» AIM OF THE EXERCISE
Output the entries below exactly as written, omitting pictures.

» TASK INPUTS
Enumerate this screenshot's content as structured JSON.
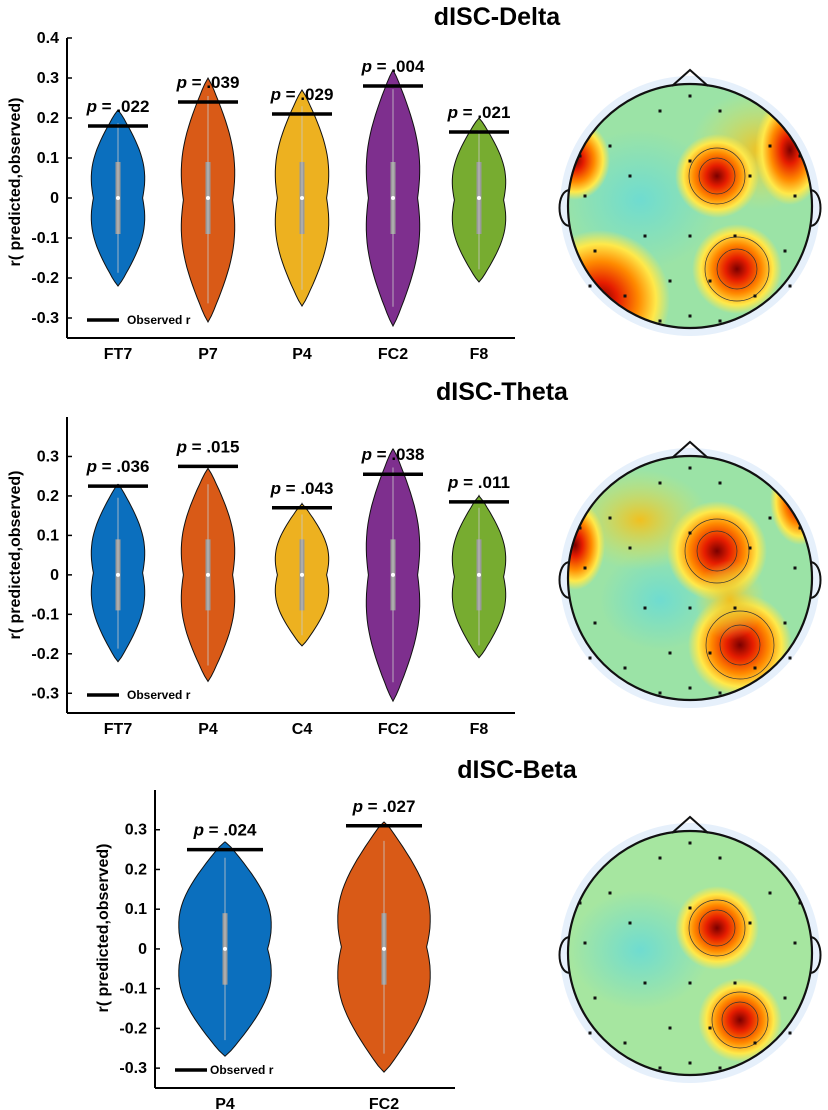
{
  "chart_data": [
    {
      "type": "violin",
      "title": "dISC-Delta",
      "ylabel": "r( predicted,observed)",
      "ylim": [
        -0.35,
        0.4
      ],
      "yticks": [
        0.4,
        0.3,
        0.2,
        0.1,
        0,
        -0.1,
        -0.2,
        -0.3
      ],
      "ytick_labels": [
        "0.4",
        "0.3",
        "0.2",
        "0.1",
        "0",
        "-0.1",
        "-0.2",
        "-0.3"
      ],
      "legend_label": "Observed r",
      "categories": [
        "FT7",
        "P7",
        "P4",
        "FC2",
        "F8"
      ],
      "observed_r": [
        0.18,
        0.24,
        0.21,
        0.28,
        0.165
      ],
      "p_labels": [
        "p = .022",
        "p = .039",
        "p = .029",
        "p = .004",
        "p = .021"
      ],
      "colors": [
        "#0B6FBE",
        "#D95A17",
        "#EDB120",
        "#7E2F8E",
        "#77AC30"
      ],
      "null_range": [
        [
          -0.22,
          0.22
        ],
        [
          -0.31,
          0.3
        ],
        [
          -0.27,
          0.27
        ],
        [
          -0.32,
          0.32
        ],
        [
          -0.21,
          0.2
        ]
      ]
    },
    {
      "type": "violin",
      "title": "dISC-Theta",
      "ylabel": "r( predicted,observed)",
      "ylim": [
        -0.35,
        0.4
      ],
      "yticks": [
        0.3,
        0.2,
        0.1,
        0,
        -0.1,
        -0.2,
        -0.3
      ],
      "ytick_labels": [
        "0.3",
        "0.2",
        "0.1",
        "0",
        "-0.1",
        "-0.2",
        "-0.3"
      ],
      "legend_label": "Observed r",
      "categories": [
        "FT7",
        "P4",
        "C4",
        "FC2",
        "F8"
      ],
      "observed_r": [
        0.225,
        0.275,
        0.17,
        0.255,
        0.185
      ],
      "p_labels": [
        "p = .036",
        "p = .015",
        "p = .043",
        "p = .038",
        "p = .011"
      ],
      "colors": [
        "#0B6FBE",
        "#D95A17",
        "#EDB120",
        "#7E2F8E",
        "#77AC30"
      ],
      "null_range": [
        [
          -0.22,
          0.23
        ],
        [
          -0.27,
          0.27
        ],
        [
          -0.18,
          0.18
        ],
        [
          -0.32,
          0.32
        ],
        [
          -0.21,
          0.2
        ]
      ]
    },
    {
      "type": "violin",
      "title": "dISC-Beta",
      "ylabel": "r( predicted,observed)",
      "ylim": [
        -0.35,
        0.4
      ],
      "yticks": [
        0.3,
        0.2,
        0.1,
        0,
        -0.1,
        -0.2,
        -0.3
      ],
      "ytick_labels": [
        "0.3",
        "0.2",
        "0.1",
        "0",
        "-0.1",
        "-0.2",
        "-0.3"
      ],
      "legend_label": "Observed r",
      "categories": [
        "P4",
        "FC2"
      ],
      "observed_r": [
        0.25,
        0.31
      ],
      "p_labels": [
        "p = .024",
        "p = .027"
      ],
      "colors": [
        "#0B6FBE",
        "#D95A17"
      ],
      "null_range": [
        [
          -0.27,
          0.27
        ],
        [
          -0.31,
          0.32
        ]
      ]
    }
  ],
  "scalp_maps": [
    {
      "name": "delta",
      "hotspots": [
        "frontal-central",
        "right-parietal",
        "left-temporal"
      ]
    },
    {
      "name": "theta",
      "hotspots": [
        "frontal-central",
        "right-parietal",
        "left-temporal"
      ]
    },
    {
      "name": "beta",
      "hotspots": [
        "frontal-central",
        "right-parietal"
      ]
    }
  ]
}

» FINISHED ANSWER
Enumerate this screenshot's content as structured JSON.
{
  "chart_data": [
    {
      "type": "violin",
      "title": "dISC-Delta",
      "ylabel": "r( predicted,observed)",
      "ylim": [
        -0.35,
        0.4
      ],
      "yticks": [
        0.4,
        0.3,
        0.2,
        0.1,
        0,
        -0.1,
        -0.2,
        -0.3
      ],
      "ytick_labels": [
        "0.4",
        "0.3",
        "0.2",
        "0.1",
        "0",
        "-0.1",
        "-0.2",
        "-0.3"
      ],
      "legend_label": "Observed r",
      "categories": [
        "FT7",
        "P7",
        "P4",
        "FC2",
        "F8"
      ],
      "observed_r": [
        0.18,
        0.24,
        0.21,
        0.28,
        0.165
      ],
      "p_labels": [
        "p = .022",
        "p = .039",
        "p = .029",
        "p = .004",
        "p = .021"
      ],
      "colors": [
        "#0B6FBE",
        "#D95A17",
        "#EDB120",
        "#7E2F8E",
        "#77AC30"
      ],
      "null_range": [
        [
          -0.22,
          0.22
        ],
        [
          -0.31,
          0.3
        ],
        [
          -0.27,
          0.27
        ],
        [
          -0.32,
          0.32
        ],
        [
          -0.21,
          0.2
        ]
      ]
    },
    {
      "type": "violin",
      "title": "dISC-Theta",
      "ylabel": "r( predicted,observed)",
      "ylim": [
        -0.35,
        0.4
      ],
      "yticks": [
        0.3,
        0.2,
        0.1,
        0,
        -0.1,
        -0.2,
        -0.3
      ],
      "ytick_labels": [
        "0.3",
        "0.2",
        "0.1",
        "0",
        "-0.1",
        "-0.2",
        "-0.3"
      ],
      "legend_label": "Observed r",
      "categories": [
        "FT7",
        "P4",
        "C4",
        "FC2",
        "F8"
      ],
      "observed_r": [
        0.225,
        0.275,
        0.17,
        0.255,
        0.185
      ],
      "p_labels": [
        "p = .036",
        "p = .015",
        "p = .043",
        "p = .038",
        "p = .011"
      ],
      "colors": [
        "#0B6FBE",
        "#D95A17",
        "#EDB120",
        "#7E2F8E",
        "#77AC30"
      ],
      "null_range": [
        [
          -0.22,
          0.23
        ],
        [
          -0.27,
          0.27
        ],
        [
          -0.18,
          0.18
        ],
        [
          -0.32,
          0.32
        ],
        [
          -0.21,
          0.2
        ]
      ]
    },
    {
      "type": "violin",
      "title": "dISC-Beta",
      "ylabel": "r( predicted,observed)",
      "ylim": [
        -0.35,
        0.4
      ],
      "yticks": [
        0.3,
        0.2,
        0.1,
        0,
        -0.1,
        -0.2,
        -0.3
      ],
      "ytick_labels": [
        "0.3",
        "0.2",
        "0.1",
        "0",
        "-0.1",
        "-0.2",
        "-0.3"
      ],
      "legend_label": "Observed r",
      "categories": [
        "P4",
        "FC2"
      ],
      "observed_r": [
        0.25,
        0.31
      ],
      "p_labels": [
        "p = .024",
        "p = .027"
      ],
      "colors": [
        "#0B6FBE",
        "#D95A17"
      ],
      "null_range": [
        [
          -0.27,
          0.27
        ],
        [
          -0.31,
          0.32
        ]
      ]
    }
  ],
  "scalp_maps": [
    {
      "name": "delta",
      "hotspots": [
        "frontal-central",
        "right-parietal",
        "left-temporal"
      ]
    },
    {
      "name": "theta",
      "hotspots": [
        "frontal-central",
        "right-parietal",
        "left-temporal"
      ]
    },
    {
      "name": "beta",
      "hotspots": [
        "frontal-central",
        "right-parietal"
      ]
    }
  ]
}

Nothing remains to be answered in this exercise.